Requirement: Return the data exactly, with all pictures removed.

Listing:
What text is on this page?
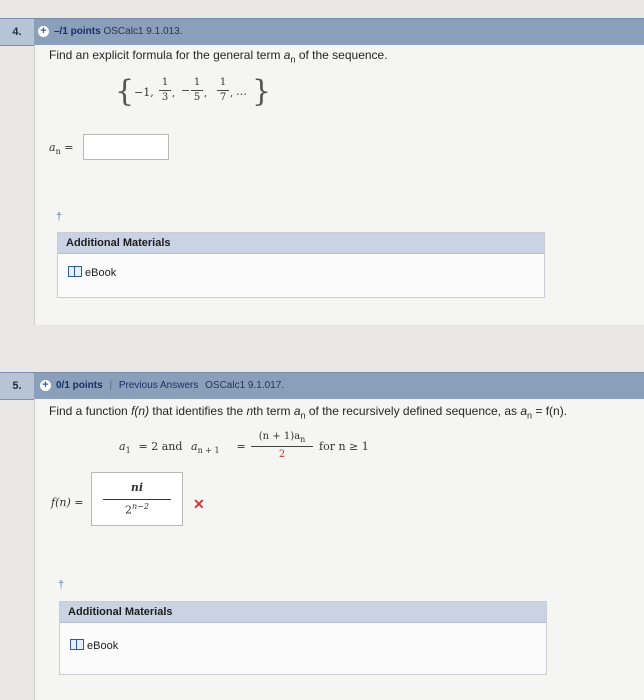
4.	+ –/1 points OSCalc1 9.1.013.
Find an explicit formula for the general term $a_n$ of the sequence.
{ −1,
1
3 , −
1
5 ,
1
7 , … }
$a_n$ =
†
Additional Materials
eBook
5.	+ 0/1 points | Previous Answers OSCalc1 9.1.017.
Find a function f(n) that identifies the nth term $a_n$ of the recursively defined sequence, as $a_n = f(n)$.
$a_1 = 2$ and $a_{n + 1}$ =
$(n + 1)a_n$
2
for n ≥ 1
f(n) =
ni
$2^{n-2}$	✕
†
Additional Materials
eBook
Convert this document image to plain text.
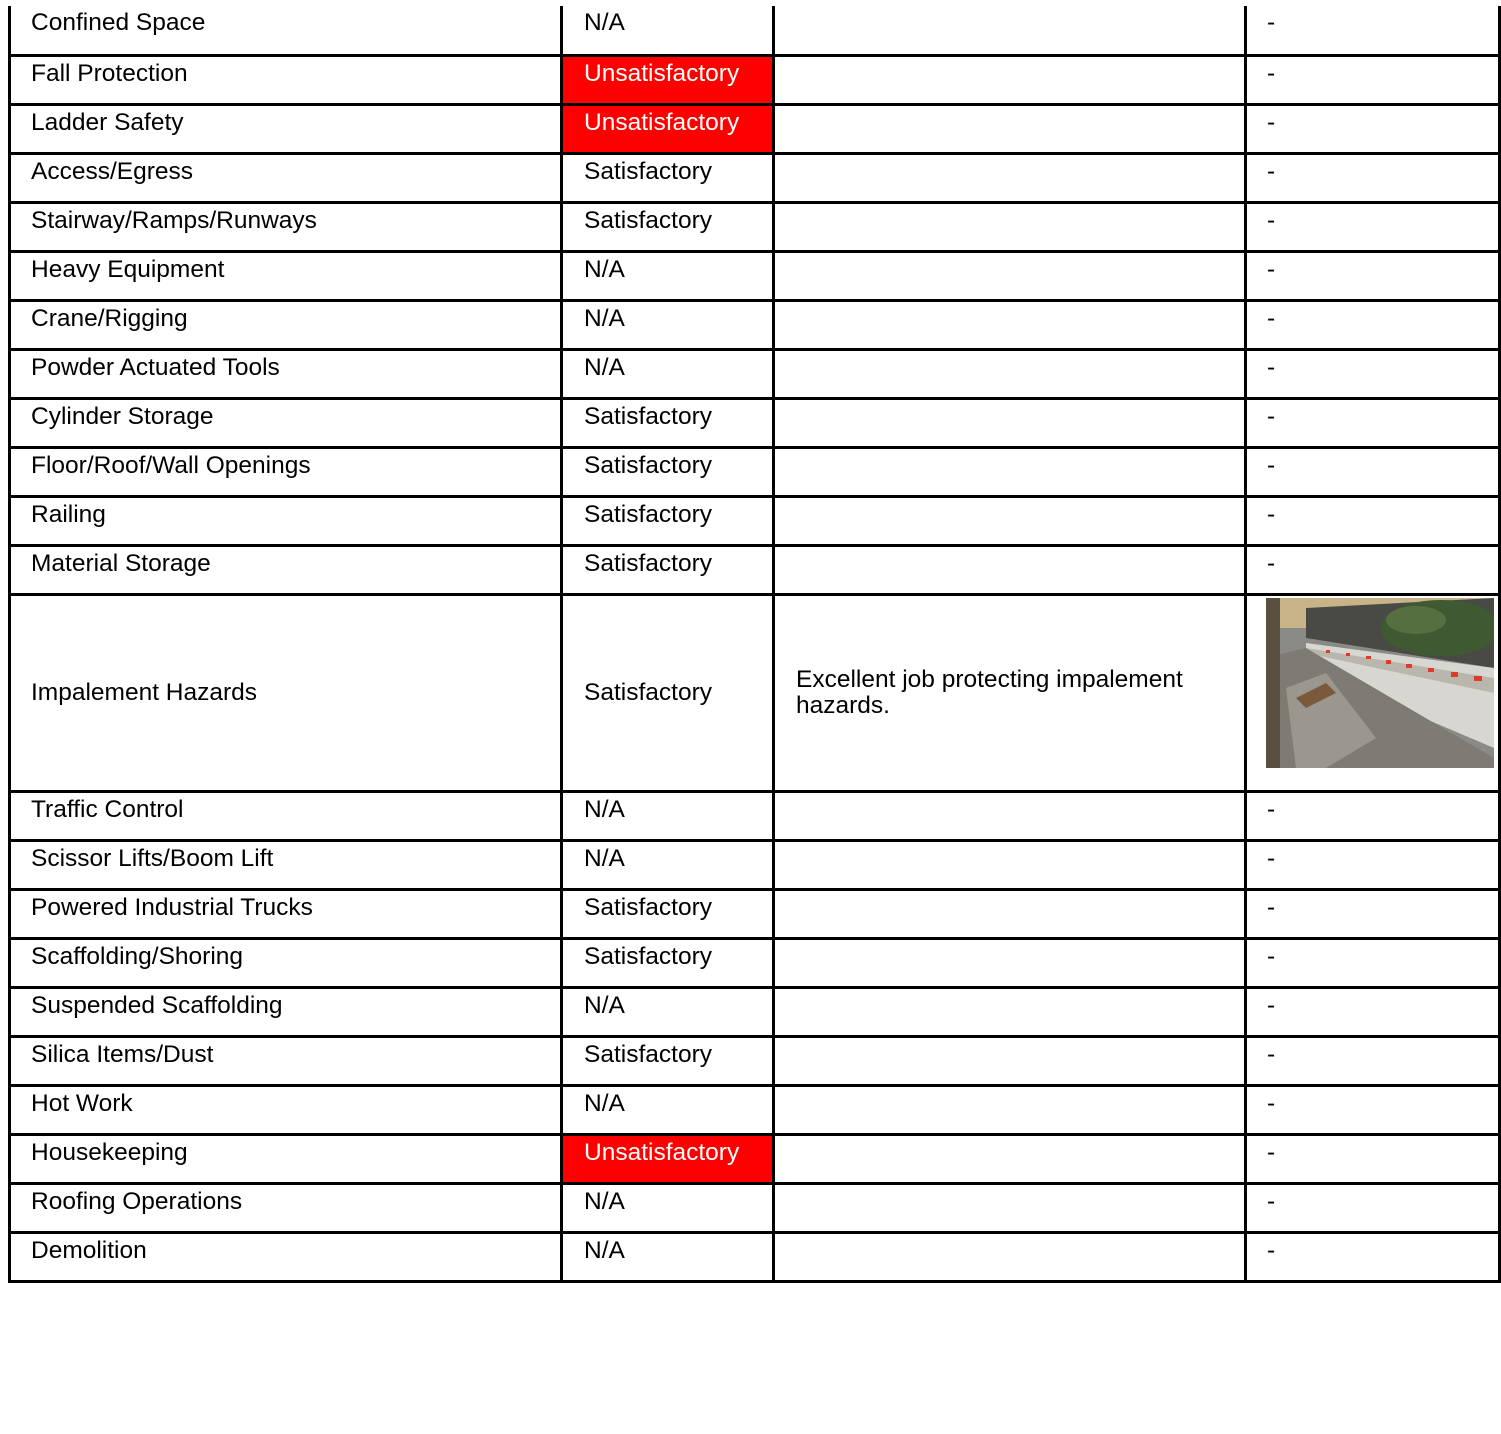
Confined Space	N/A		-
Fall Protection	Unsatisfactory		-
Ladder Safety	Unsatisfactory		-
Access/Egress	Satisfactory		-
Stairway/Ramps/Runways	Satisfactory		-
Heavy Equipment	N/A		-
Crane/Rigging	N/A		-
Powder Actuated Tools	N/A		-
Cylinder Storage	Satisfactory		-
Floor/Roof/Wall Openings	Satisfactory		-
Railing	Satisfactory		-
Material Storage	Satisfactory		-
Impalement Hazards	Satisfactory	Excellent job protecting impalement hazards.	

Traffic Control	N/A		-
Scissor Lifts/Boom Lift	N/A		-
Powered Industrial Trucks	Satisfactory		-
Scaffolding/Shoring	Satisfactory		-
Suspended Scaffolding	N/A		-
Silica Items/Dust	Satisfactory		-
Hot Work	N/A		-
Housekeeping	Unsatisfactory		-
Roofing Operations	N/A		-
Demolition	N/A		-
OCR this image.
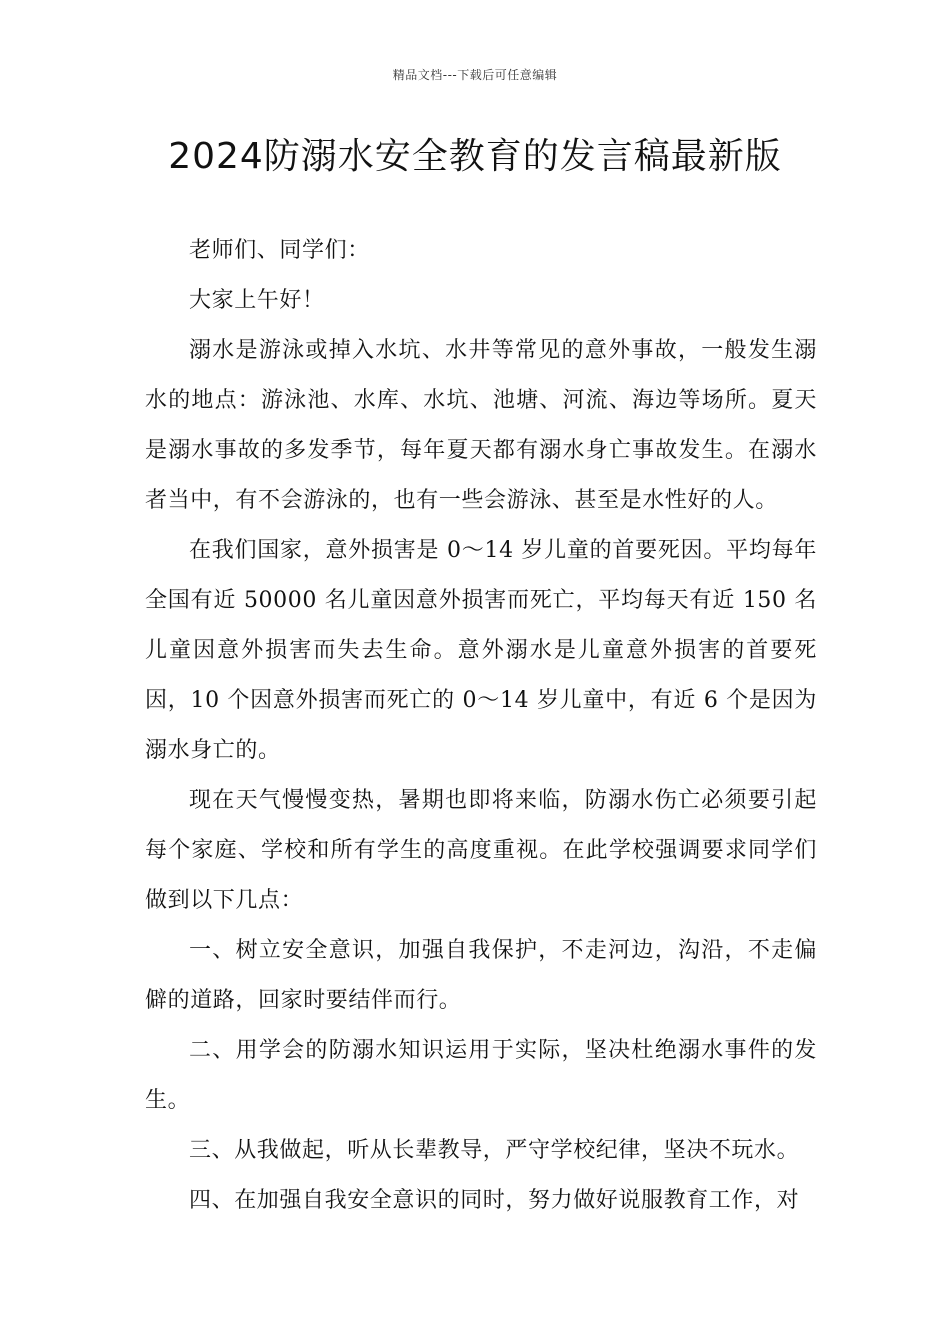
精品文档---下载后可任意编辑
2024防溺水安全教育的发言稿最新版

老师们、同学们：

大家上午好！

溺水是游泳或掉入水坑、水井等常见的意外事故，一般发生溺水的地点：游泳池、水库、水坑、池塘、河流、海边等场所。夏天是溺水事故的多发季节，每年夏天都有溺水身亡事故发生。在溺水者当中，有不会游泳的，也有一些会游泳、甚至是水性好的人。

在我们国家，意外损害是 0～14 岁儿童的首要死因。平均每年全国有近 50000 名儿童因意外损害而死亡，平均每天有近 150 名儿童因意外损害而失去生命。意外溺水是儿童意外损害的首要死因，10 个因意外损害而死亡的 0～14 岁儿童中，有近 6 个是因为溺水身亡的。

现在天气慢慢变热，暑期也即将来临，防溺水伤亡必须要引起每个家庭、学校和所有学生的高度重视。在此学校强调要求同学们做到以下几点：

一、树立安全意识，加强自我保护，不走河边，沟沿，不走偏僻的道路，回家时要结伴而行。

二、用学会的防溺水知识运用于实际，坚决杜绝溺水事件的发生。

三、从我做起，听从长辈教导，严守学校纪律，坚决不玩水。

四、在加强自我安全意识的同时，努力做好说服教育工作，对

Response:
What text is on this page?
4.	+ –/1 points OSCalc1 9.1.013.
Find an explicit formula for the general term $a_n$ of the sequence.
{ −1,
1
3 , −
1
5 ,
1
7 , … }
$a_n$ =
†
Additional Materials
eBook
5.	+ 0/1 points | Previous Answers OSCalc1 9.1.017.
Find a function f(n) that identifies the nth term $a_n$ of the recursively defined sequence, as $a_n = f(n)$.
$a_1 = 2$ and $a_{n + 1}$ =
$(n + 1)a_n$
2
for n ≥ 1
f(n) =
ni
$2^{n-2}$	✕
†
Additional Materials
eBook
Convert this document image to plain text.
Confined Space	N/A		-
Fall Protection	Unsatisfactory		-
Ladder Safety	Unsatisfactory		-
Access/Egress	Satisfactory		-
Stairway/Ramps/Runways	Satisfactory		-
Heavy Equipment	N/A		-
Crane/Rigging	N/A		-
Powder Actuated Tools	N/A		-
Cylinder Storage	Satisfactory		-
Floor/Roof/Wall Openings	Satisfactory		-
Railing	Satisfactory		-
Material Storage	Satisfactory		-
Impalement Hazards	Satisfactory	Excellent job protecting impalement hazards.	

Traffic Control	N/A		-
Scissor Lifts/Boom Lift	N/A		-
Powered Industrial Trucks	Satisfactory		-
Scaffolding/Shoring	Satisfactory		-
Suspended Scaffolding	N/A		-
Silica Items/Dust	Satisfactory		-
Hot Work	N/A		-
Housekeeping	Unsatisfactory		-
Roofing Operations	N/A		-
Demolition	N/A		-
OCR this image.
精品文档---下载后可任意编辑
2024防溺水安全教育的发言稿最新版

老师们、同学们：

大家上午好！

溺水是游泳或掉入水坑、水井等常见的意外事故，一般发生溺水的地点：游泳池、水库、水坑、池塘、河流、海边等场所。夏天是溺水事故的多发季节，每年夏天都有溺水身亡事故发生。在溺水者当中，有不会游泳的，也有一些会游泳、甚至是水性好的人。

在我们国家，意外损害是 0～14 岁儿童的首要死因。平均每年全国有近 50000 名儿童因意外损害而死亡，平均每天有近 150 名儿童因意外损害而失去生命。意外溺水是儿童意外损害的首要死因，10 个因意外损害而死亡的 0～14 岁儿童中，有近 6 个是因为溺水身亡的。

现在天气慢慢变热，暑期也即将来临，防溺水伤亡必须要引起每个家庭、学校和所有学生的高度重视。在此学校强调要求同学们做到以下几点：

一、树立安全意识，加强自我保护，不走河边，沟沿，不走偏僻的道路，回家时要结伴而行。

二、用学会的防溺水知识运用于实际，坚决杜绝溺水事件的发生。

三、从我做起，听从长辈教导，严守学校纪律，坚决不玩水。

四、在加强自我安全意识的同时，努力做好说服教育工作，对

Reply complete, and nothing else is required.